> **WYBRANY TEKST**
□ □ □ □
Waldemar Grochowski, wójt gminy Borów

Czy długoletnie sprawowanie funkcji przyczynia się to tworzenia tzw. dworów w urzędach? A może byłoby lepiej zrezygnować z kandydowania w kolejnych wyborach, aby zejść ze sceny niepokonany? Czy nie obawia się, że tym razem przegra z kontrkandydatem? Czy głośna afera podatkowa wpłynie na wynik wyborów? Zapraszamy do rozmowy z Waldemarem Grochowskim, wójtem gminy Borów, ubiegającym się o reelekcję.

Jest Pan kojarzony z Prawem i Sprawiedliwością. Często gminę Borów odwiedzali politycy tego ugrupowania. Po ostatnich wyborach zmieniła się w Polsce władza. Czy może to oznaczać, że pieniądze przestaną płynąć do gminy Borów?

- Pieniądze płyną do gminy Borów bez względu na to, która partia polityczna rządzi w Polsce.

Mamy bardzo dobry zespół urzędników i wiem, że mogę na nich liczyć. Śmiało mogę powiedzieć, że zawsze piszą bardzo dobre wnioski. To nie jest tak, że byle jak przygotuje się wniosek, a on i tak będzie zakwalifikowany, bo koledzy z partii rządzącej załatwili. To tak nie działa. Czy obawiam się więc, że pieniądze przestaną płynąć do gminy Borów? Nie. Projekty będą bronić się same.

Proszę o podsumowanie mijającej kadencji. Co udało się w tym czasie zrobić?

- Mijająca kadencja była rekordowa pod względem pozyskanych środków zewnętrznych. Do budżetu gminy wpłynęło 36 mln zł. Dzięki temu zrealizowaliśmy ważne społecznie inwestycje.
□ □ □ □
> **PODANE REKORDY**
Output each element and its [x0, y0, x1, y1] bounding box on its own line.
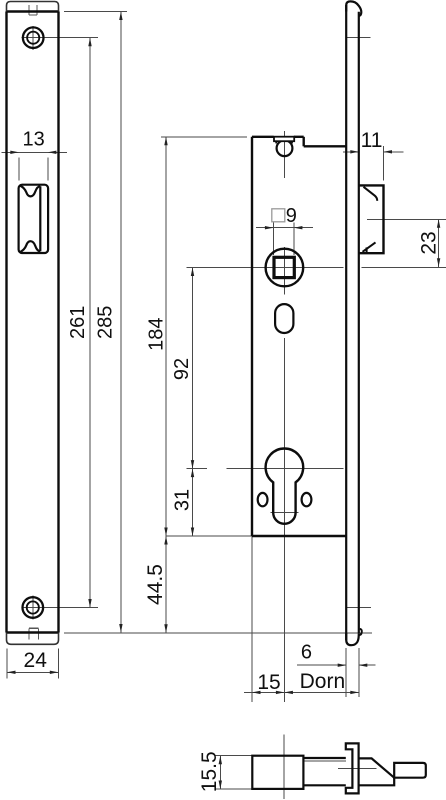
svg-text:11: 11 [361, 129, 383, 152]
svg-text:15: 15 [257, 671, 280, 694]
svg-text:24: 24 [24, 649, 48, 672]
svg-text:285: 285 [95, 306, 117, 339]
svg-text:15.5: 15.5 [198, 751, 221, 792]
svg-text:44.5: 44.5 [144, 564, 167, 605]
svg-text:261: 261 [67, 306, 89, 339]
svg-text:23: 23 [417, 231, 440, 254]
svg-text:92: 92 [171, 358, 193, 380]
svg-text:184: 184 [146, 318, 168, 351]
svg-text:13: 13 [22, 128, 44, 150]
svg-text:6: 6 [301, 642, 312, 664]
svg-text:9: 9 [286, 205, 297, 227]
svg-text:Dorn: Dorn [300, 670, 346, 693]
svg-text:31: 31 [172, 489, 194, 511]
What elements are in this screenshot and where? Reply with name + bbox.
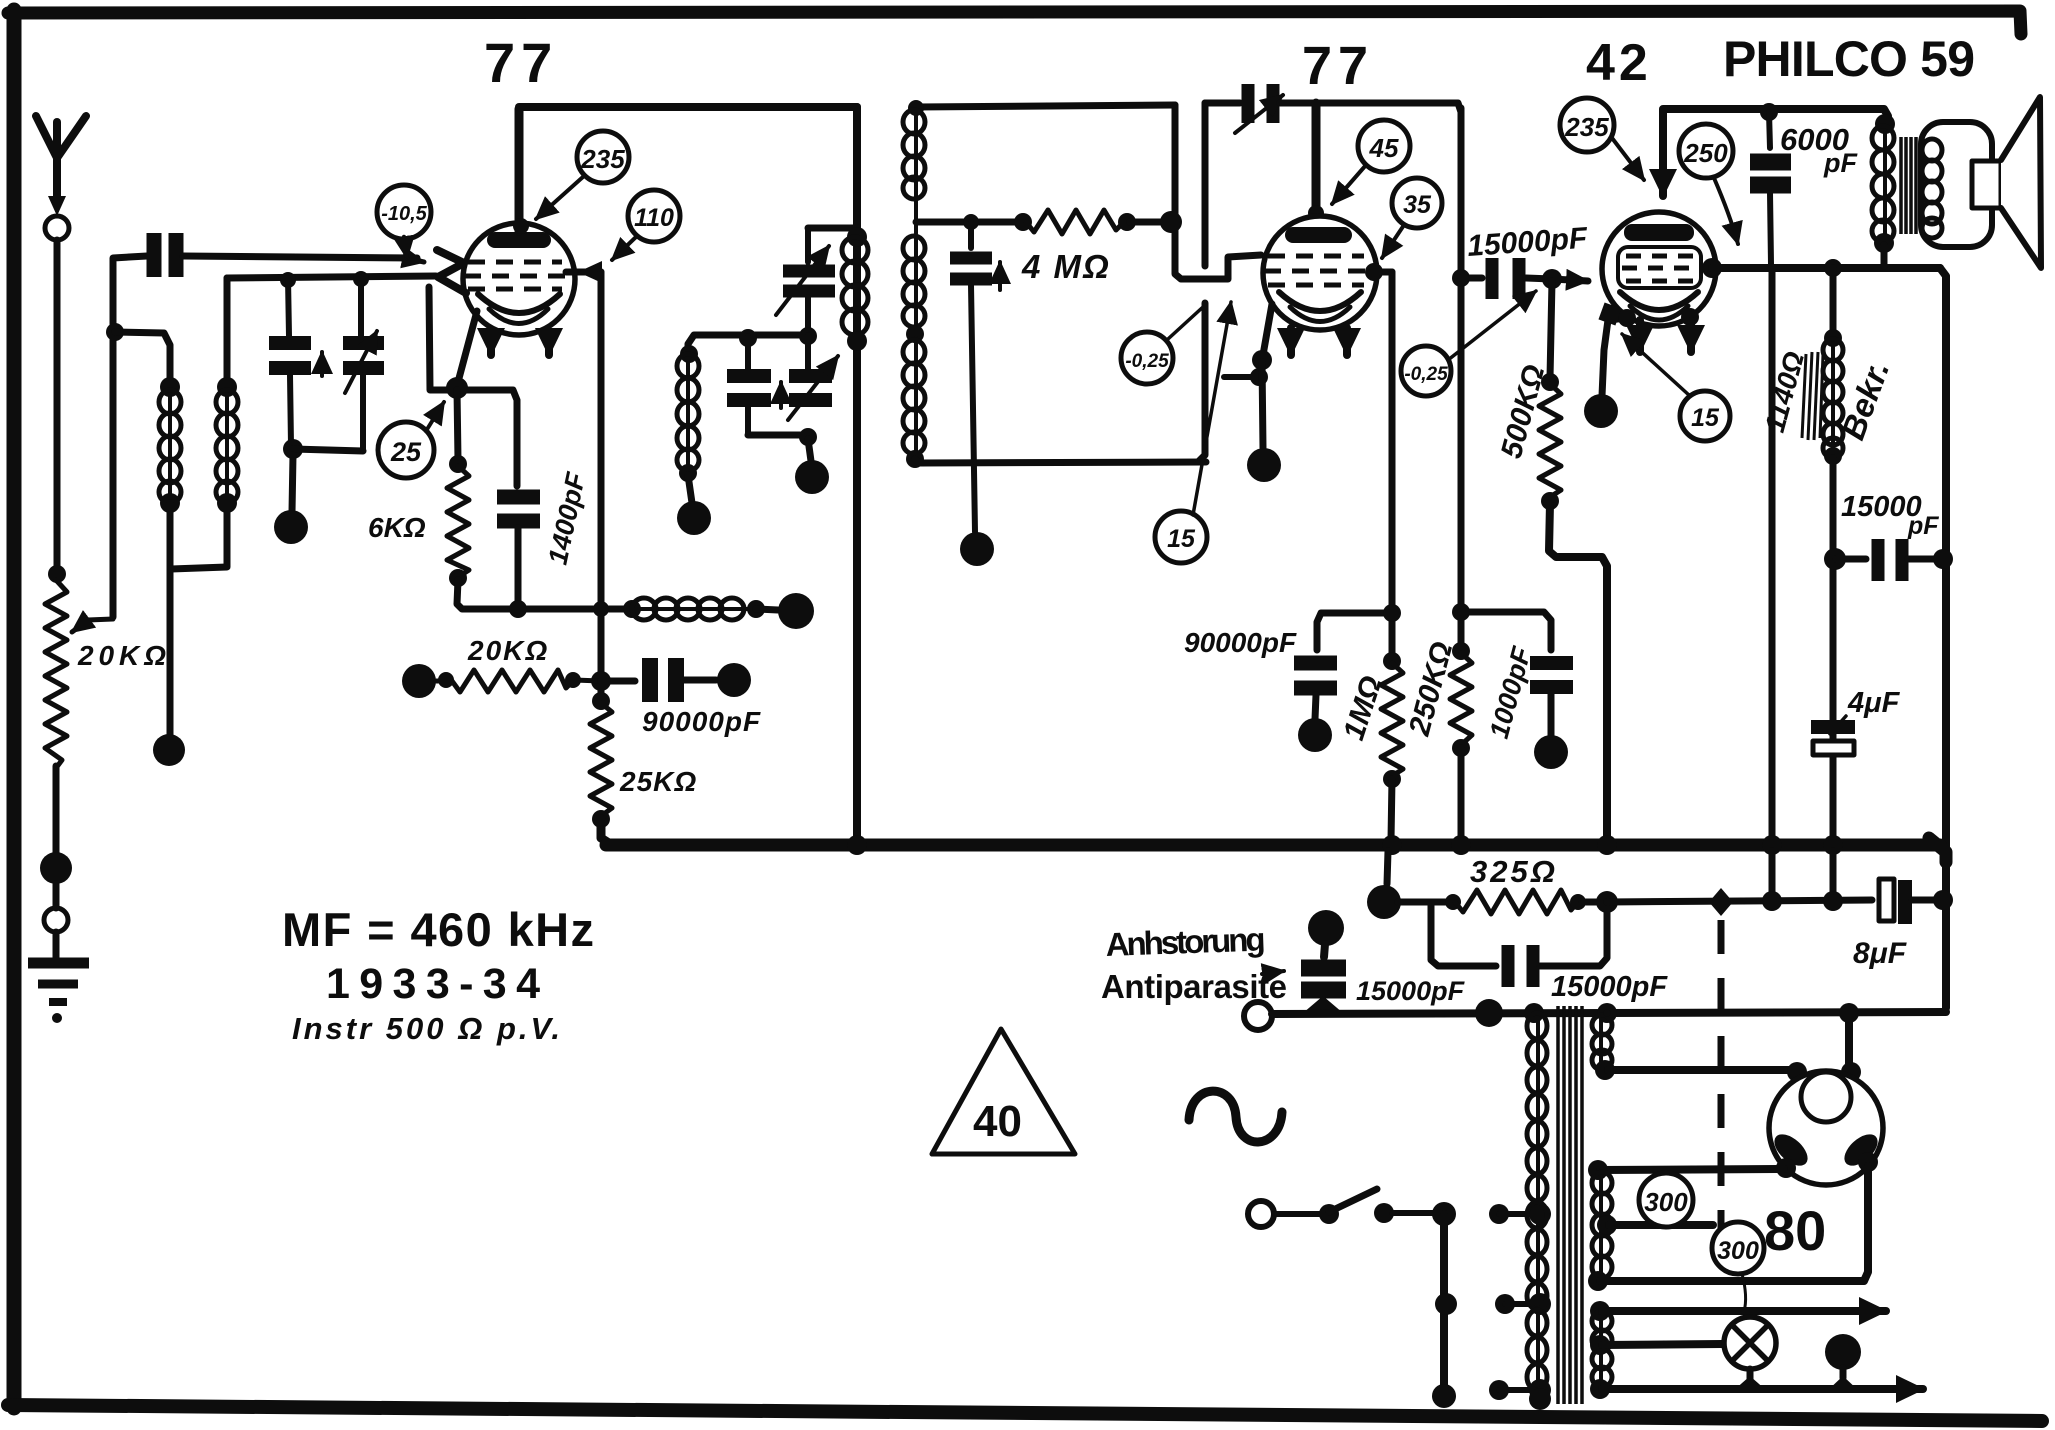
node winding tap mid (1529, 1293, 1551, 1315)
circled 300 first (1639, 1173, 1693, 1227)
capacitor C10 top cap coupling (1248, 84, 1273, 123)
svg-text:4 MΩ: 4 MΩ (1021, 248, 1111, 285)
tube V4 anode right (1839, 1128, 1883, 1171)
wire cathode to blob (1262, 362, 1263, 448)
node C11 left junction (1452, 269, 1470, 287)
wire filament top to tube80 (1600, 1169, 1784, 1170)
bus main B- line (606, 839, 1940, 852)
svg-text:15: 15 (1167, 525, 1196, 553)
wire 4M to grid loop vertical (1130, 219, 1168, 226)
node switch contact (1374, 1203, 1394, 1223)
node tap rail mid (1435, 1293, 1457, 1315)
heater arrow V2 left (1287, 328, 1295, 355)
node R9 right dot (1570, 894, 1586, 910)
tube V3 screen box (1618, 247, 1701, 288)
node junction x1172 (1160, 211, 1182, 233)
AC sine symbol (1189, 1091, 1282, 1142)
wire top cap feed y103 (1205, 100, 1240, 107)
pointer -0,25 to grid loop (1168, 307, 1203, 339)
wire Bekr top stem (1830, 268, 1837, 334)
wire V1 plate lead top (515, 109, 524, 231)
capacitor C18 15000pF (1508, 945, 1533, 987)
node 1M top (1383, 652, 1401, 670)
node C2 bottom junction (283, 439, 303, 459)
wire C6 top stem (805, 228, 811, 262)
capacitor C13 1000pF (1530, 663, 1573, 687)
node blob below C13 (1534, 735, 1568, 769)
wire x1772 rail (250V) (1769, 268, 1776, 840)
wire switch to tap rail (1392, 1210, 1440, 1216)
svg-text:8μF: 8μF (1853, 937, 1907, 970)
wire 20K junction to C5 (601, 678, 635, 685)
wire C7-C8 bottom link (748, 432, 808, 439)
wire vertical x1461 from top (1458, 108, 1465, 648)
tap stub mid (1495, 1294, 1536, 1314)
wire C3 bottom stem (360, 375, 366, 451)
heater arrow V1 right (545, 332, 553, 355)
capacitor C9 IFT2 fixed (950, 258, 992, 279)
inductor L13 HV winding top (1592, 1015, 1612, 1070)
node C19 rail junction (1933, 890, 1953, 910)
circled 25 (378, 422, 434, 478)
tube V3 anode (1624, 224, 1694, 241)
wire 1000pF link y612 (1461, 612, 1551, 650)
wire right rail top corner (1940, 268, 1946, 1008)
node 6K top (449, 455, 467, 473)
node blob below C12 (1298, 718, 1332, 752)
node V2 cathode junction (1252, 350, 1272, 370)
svg-text:-10,5: -10,5 (381, 203, 427, 225)
node winding tap top (1529, 1203, 1551, 1225)
wire pot tap with arrow (72, 619, 113, 632)
border frame top (8, 11, 2021, 34)
node tube80 pin top-right (1841, 1062, 1861, 1082)
heater arrow V2 right (1343, 328, 1351, 355)
svg-text:90000pF: 90000pF (642, 706, 761, 737)
arrow 235 second to plate (1612, 138, 1644, 180)
tube V2 cathode arcs (1279, 292, 1361, 311)
border frame left (7, 10, 22, 1408)
junction diamond on dashed rail (1709, 888, 1733, 916)
svg-text:15: 15 (1691, 404, 1720, 432)
arrow trimmer mark C2 (320, 352, 324, 376)
inductor L15 heater winding (1592, 1311, 1612, 1387)
triangle service mark 40 (932, 1029, 1075, 1154)
node V3 heater pin right (1681, 308, 1699, 326)
node HV winding top (1597, 1003, 1617, 1023)
node blob below L5 (677, 501, 711, 535)
wire stub x1772 to y902 (1769, 851, 1776, 898)
resistor R7 250K (1450, 653, 1472, 745)
wire C3 stem top (358, 277, 364, 336)
tube V1 envelope (463, 223, 575, 335)
node tap rail bottom (1432, 1384, 1456, 1408)
node 4M right dot (1118, 213, 1136, 231)
capacitor C12 90000pF (1294, 663, 1337, 688)
wire grid return y462 (915, 459, 1206, 463)
node blob 325 line left (1367, 885, 1401, 919)
cathode bracket blob mark (1598, 302, 1621, 325)
pointer from 300 second (1742, 1274, 1746, 1312)
arrow trimmer mark C9 (998, 262, 1002, 290)
arrow variable mark C10 (1235, 95, 1283, 133)
node C8 bottom junction (799, 428, 817, 446)
node 25K bottom (592, 810, 610, 828)
node junction on antenna lead (106, 323, 124, 341)
circled -0,25 second (1401, 346, 1451, 396)
tube V3 cathode arcs (1620, 292, 1698, 310)
wire y902 line to 8uF (1607, 900, 1872, 902)
node speaker transformer top (1875, 114, 1895, 134)
arrow -10,5 to grid (404, 237, 407, 258)
capacitor C17 antiparasitic (1301, 968, 1346, 990)
wire heater line mid to lamp (1602, 1344, 1722, 1345)
circled 15 second (1680, 391, 1730, 441)
svg-text:6KΩ: 6KΩ (368, 512, 426, 543)
terminal circle mains line (1244, 1002, 1272, 1030)
capacitor C19 8uF (1879, 879, 1905, 924)
node 20K junction on x601 (591, 671, 611, 691)
wire C9 stem bottom long (971, 285, 975, 532)
wire 25K to bus corner (601, 819, 612, 845)
node R3 right dot (565, 672, 581, 688)
svg-text:15000pF: 15000pF (1356, 976, 1466, 1006)
wire C4 bottom stem (515, 528, 522, 606)
node 1M bottom (1383, 770, 1401, 788)
node 4M left dot (1014, 213, 1032, 231)
resistor R9 325 ohm (1455, 890, 1578, 914)
pilot terminal dot (1825, 1334, 1861, 1391)
wire V1 screen stub right (566, 269, 601, 276)
wire secondary bottom to blob (688, 475, 692, 503)
wire 250K to bus (1458, 748, 1465, 840)
svg-text:25: 25 (390, 437, 422, 467)
svg-text:90000pF: 90000pF (1184, 627, 1297, 658)
circled 45 (1358, 120, 1410, 172)
wire cathode junction left and up to grid X (429, 287, 457, 390)
tube V3 envelope (1602, 212, 1716, 326)
wire C2 stem (288, 278, 289, 336)
wire pot to ground blob (53, 766, 60, 856)
arrow variable mark C3 (345, 331, 377, 393)
inductor L8 IFT2 coil 3 (903, 338, 925, 455)
wire IFT1 top cap link y228 (808, 225, 857, 232)
node 500K top (1541, 373, 1559, 391)
node tube80 pin bottom-right (1858, 1152, 1878, 1172)
node bus junction x1392 (1382, 835, 1402, 855)
heater arrow V1 left (487, 332, 495, 355)
speaker cone (2001, 97, 2041, 268)
circled 15 first (1155, 511, 1207, 563)
node filament winding top (1588, 1160, 1608, 1180)
node IFT2 coil2 bottom (906, 325, 924, 343)
node bus junction x1772 (1762, 835, 1782, 855)
node Bekr coil top (1824, 329, 1842, 347)
resistor R8 500K (1539, 384, 1561, 497)
svg-text:20KΩ: 20KΩ (77, 640, 166, 671)
wire C13 bottom stem (1548, 694, 1555, 736)
wire C12 bottom stem (1315, 695, 1316, 719)
inductor L10 Bekr field coil (1823, 339, 1843, 458)
circled 235 (577, 131, 629, 183)
tube V3 grid dashes (1622, 256, 1736, 281)
arrow 250 to plate line (1714, 178, 1738, 244)
tube V4 anode left (1769, 1128, 1813, 1171)
capacitor C11 15000pF (1492, 258, 1519, 299)
arrow screen stub into tube (580, 270, 594, 275)
node C2 stem junction (280, 272, 296, 288)
wire R9 to junction x1607 (1582, 899, 1607, 906)
capacitor C4 1400pF (497, 497, 540, 521)
wire mains line y1013 (1272, 1012, 1946, 1014)
svg-text:110: 110 (634, 204, 674, 232)
node bus junction x1607 (1597, 835, 1617, 855)
wire stub bus to 325 blob (1387, 851, 1388, 884)
svg-text:20KΩ: 20KΩ (467, 635, 549, 666)
tube V2 envelope (1263, 216, 1377, 330)
wire C5 right lead (684, 677, 716, 684)
inductor L2 coupling coil (216, 390, 238, 503)
arrow 110 to screen node (612, 236, 637, 260)
node switch pivot (1319, 1204, 1339, 1224)
arrow 15 second to cathode (1622, 334, 1690, 396)
capacitor C16 4uF (1811, 727, 1855, 755)
wire V2 screen stub right (1375, 269, 1392, 276)
node bus junction x1461 (1451, 835, 1471, 855)
capacitor C2 tuning fixed (269, 343, 311, 368)
node tap rail top (1432, 1202, 1456, 1226)
node C7 top junction (739, 329, 757, 347)
capacitor C3 variable (343, 343, 384, 368)
node ground blob (40, 852, 72, 884)
node C15 right rail junction (1933, 549, 1953, 569)
wire 6000pF bottom stem (1770, 193, 1771, 264)
wire C10 to V2 plate line y103 (1280, 103, 1461, 112)
inductor L9 output transformer primary (1872, 126, 1894, 242)
svg-text:40: 40 (973, 1097, 1022, 1146)
svg-text:42: 42 (1586, 34, 1652, 92)
label 15000 pF (C15) (1841, 491, 1939, 540)
node 250K junction y612 (1452, 603, 1470, 621)
arrow 15 to cathode bracket (1193, 302, 1231, 515)
circled 110 (628, 190, 680, 242)
capacitor C1 antenna coupling (154, 233, 176, 277)
wire HV mid to tube80 plate left (1608, 1066, 1793, 1074)
node y1013 blob x1489 (1475, 999, 1503, 1027)
node IFT1 secondary bottom (679, 464, 697, 482)
grid cap X mark (437, 250, 466, 293)
resistor R3 20K (436, 670, 601, 692)
node tube80 pin top-left (1787, 1062, 1807, 1082)
dial lamp (1724, 1317, 1776, 1369)
node L1 bottom (160, 493, 180, 513)
svg-text:325Ω: 325Ω (1470, 854, 1558, 889)
wire V3 plate lead with arrow (1659, 112, 1667, 196)
wire junction to coil L1 top (115, 332, 170, 385)
node LV winding mid (1590, 1335, 1610, 1355)
tube V1 cathode arcs (478, 294, 560, 313)
circled 235 second (1560, 98, 1614, 152)
node 6K bottom (449, 569, 467, 587)
wire mid tap to 300 circle (1609, 1221, 1713, 1229)
wire blob to ground (53, 884, 60, 958)
wire C8 junction to blob (808, 439, 811, 461)
node junction C4/screen line (509, 600, 527, 618)
wire 6000pF top stem (1769, 112, 1770, 148)
grid bracket V2 lower (1224, 374, 1258, 380)
wire 6K bottom to screen line (457, 580, 627, 609)
inductor L9b output secondary (1922, 139, 1942, 238)
resistor R6 1M (1381, 663, 1403, 776)
inductor L14 rectifier filament winding (1592, 1172, 1612, 1278)
wire C8 stem top (805, 335, 811, 370)
tap stub bottom (1489, 1380, 1534, 1400)
node HV winding mid (1595, 1060, 1615, 1080)
switch blade (1329, 1189, 1377, 1212)
output transformer core (1901, 137, 1916, 234)
wire 90000pF No2 link (1317, 613, 1390, 650)
node R9 left dot (1445, 894, 1461, 910)
tube V1 anode (487, 232, 551, 248)
dashed rail B+ (1718, 920, 1725, 1235)
svg-text:MF = 460 kHz: MF = 460 kHz (282, 903, 594, 956)
wire IFT2 top line y105 (916, 105, 1175, 107)
wire C18 loop below R9 (1431, 902, 1496, 966)
node y902 x1772 (1762, 891, 1782, 911)
wire 4M line y222 (916, 219, 1023, 226)
node transformer primary top (1524, 1003, 1544, 1023)
node LV winding bottom (1590, 1379, 1610, 1399)
node Bekr coil bottom (1824, 447, 1842, 465)
node 500K bottom (1541, 492, 1559, 510)
wire tap rail vertical (1440, 1214, 1448, 1396)
antenna (36, 116, 86, 240)
node 250K top (1452, 642, 1470, 660)
node 250K bottom (1452, 739, 1470, 757)
wire Bekr bottom down (1830, 458, 1837, 840)
node Bekr top junction (1824, 259, 1842, 277)
tube V2 grid dashes (1264, 256, 1370, 285)
node L1 top (160, 377, 180, 397)
svg-text:235: 235 (1564, 112, 1609, 142)
node L3 right (747, 600, 765, 618)
speaker magnet box (1972, 161, 2001, 208)
wire 1M to bus (1391, 779, 1392, 840)
inductor L4 IFT1 primary (842, 237, 868, 335)
node y1013 x1849 junction (1839, 1003, 1859, 1023)
power transformer core (1558, 1006, 1582, 1404)
svg-text:300: 300 (1644, 1187, 1688, 1217)
svg-text:45: 45 (1369, 133, 1399, 163)
node blob above C17 (1308, 910, 1344, 946)
wire L3 to blob (756, 609, 778, 610)
svg-text:35: 35 (1403, 191, 1432, 219)
circled -0,25 first (1121, 332, 1173, 384)
heater arrow V3 left (1636, 320, 1644, 352)
node blob below C8 (795, 460, 829, 494)
arrow grid wire end (405, 258, 424, 262)
wire 6K top from junction (457, 390, 458, 460)
wire H1 plate line to IFT1 (519, 103, 857, 111)
capacitor C14 6000pF (1750, 162, 1791, 185)
node IFT1 secondary top (680, 345, 698, 363)
border frame bottom (8, 1405, 2042, 1421)
wire cathode junction right to C4 (457, 390, 517, 486)
arrow trimmer mark C7 (779, 382, 783, 408)
wire 500K top stem (1550, 281, 1552, 378)
node V1 plate cap (513, 218, 529, 234)
wire C18 right lead (1540, 908, 1607, 966)
wire y1013 drop to tube80 pin top-right (1845, 1012, 1853, 1068)
svg-text:77: 77 (484, 31, 558, 94)
wire switch left (1275, 1211, 1322, 1217)
wire V2 cathode lead (1263, 304, 1272, 355)
capacitor C6 IFT1 trimmer (783, 271, 835, 291)
resistor R2 6K (447, 466, 469, 577)
node 15000pF right junction (1824, 548, 1846, 570)
svg-text:235: 235 (580, 144, 625, 174)
svg-text:Anhstorung: Anhstorung (1105, 920, 1266, 963)
node y902 x1833 (1823, 891, 1843, 911)
node x1392 90000pF junction (1383, 604, 1401, 622)
wire cathode lead V1 (458, 311, 477, 382)
inductor L3 screen choke (632, 598, 748, 620)
svg-text:77: 77 (1302, 36, 1374, 96)
node tube80 pin bottom-left (1776, 1158, 1796, 1178)
node 6000pF top junction (1760, 103, 1778, 121)
svg-text:PHILCO 59: PHILCO 59 (1723, 31, 1975, 87)
wire grid loop vertical x1175 (1175, 105, 1261, 279)
node IFT1 primary bottom (847, 331, 867, 351)
wire C7 stem bottom (745, 407, 751, 435)
wire heater line 1 with arrow (1602, 1307, 1886, 1315)
wire second RF line corner (224, 278, 231, 383)
node antenna/pot junction (48, 565, 66, 583)
node R3 left dot (438, 672, 454, 688)
wire antenna lead down (54, 240, 61, 578)
wire C15 left lead (1836, 556, 1866, 563)
terminal ring (44, 908, 68, 932)
node V2 screen dot (1365, 263, 1383, 281)
ground (28, 963, 89, 1023)
wire C1 to grid of V1 (183, 256, 417, 258)
node bus right corner (1929, 838, 1946, 862)
wire C15 right lead (1908, 556, 1943, 563)
node blob below C9 (960, 532, 994, 566)
circled -10,5 (377, 185, 431, 239)
switch terminal circle (1248, 1201, 1274, 1227)
node V3 plate right (1702, 258, 1722, 278)
wire grid loop vertical x1205 lower (1199, 303, 1205, 461)
node cathode junction (446, 377, 468, 399)
capacitor C8 IFT1 trimmer 2 (789, 376, 832, 400)
node blob below C2 (274, 510, 308, 544)
svg-text:-0,25: -0,25 (1125, 351, 1169, 372)
Bekr core hatching (1802, 352, 1823, 440)
svg-text:Instr 500 Ω p.V.: Instr 500 Ω p.V. (292, 1011, 560, 1046)
svg-text:4μF: 4μF (1847, 687, 1901, 719)
wire antenna cap left lead (113, 256, 147, 617)
node IFT2 coil3 bottom (906, 450, 924, 468)
wire filament bottom run (1600, 1166, 1868, 1281)
svg-text:250: 250 (1683, 138, 1728, 168)
heater arrow V3 right (1687, 321, 1695, 352)
node C3 stem junction (353, 271, 369, 287)
resistor R5 4M (1026, 210, 1124, 234)
wire IFT1 secondary top link y335 (688, 335, 808, 352)
circled 35 (1392, 178, 1442, 228)
arrow 35 to screen node (1382, 225, 1404, 258)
□ □ □ □
> **TREŚĆ ZADANIA**
Przepisz słowo w słowo fragment rozmowy z wójtem gminy Borów od miejsca ze słowami „- Mijająca kadencja” aż do słów „ważne społecznie inwestycje.”.

> **ROZWIĄZANIE**
- Mijająca kadencja była rekordowa pod względem pozyskanych środków zewnętrznych. Do budżetu gminy wpłynęło 36 mln zł. Dzięki temu zrealizowaliśmy ważne społecznie inwestycje.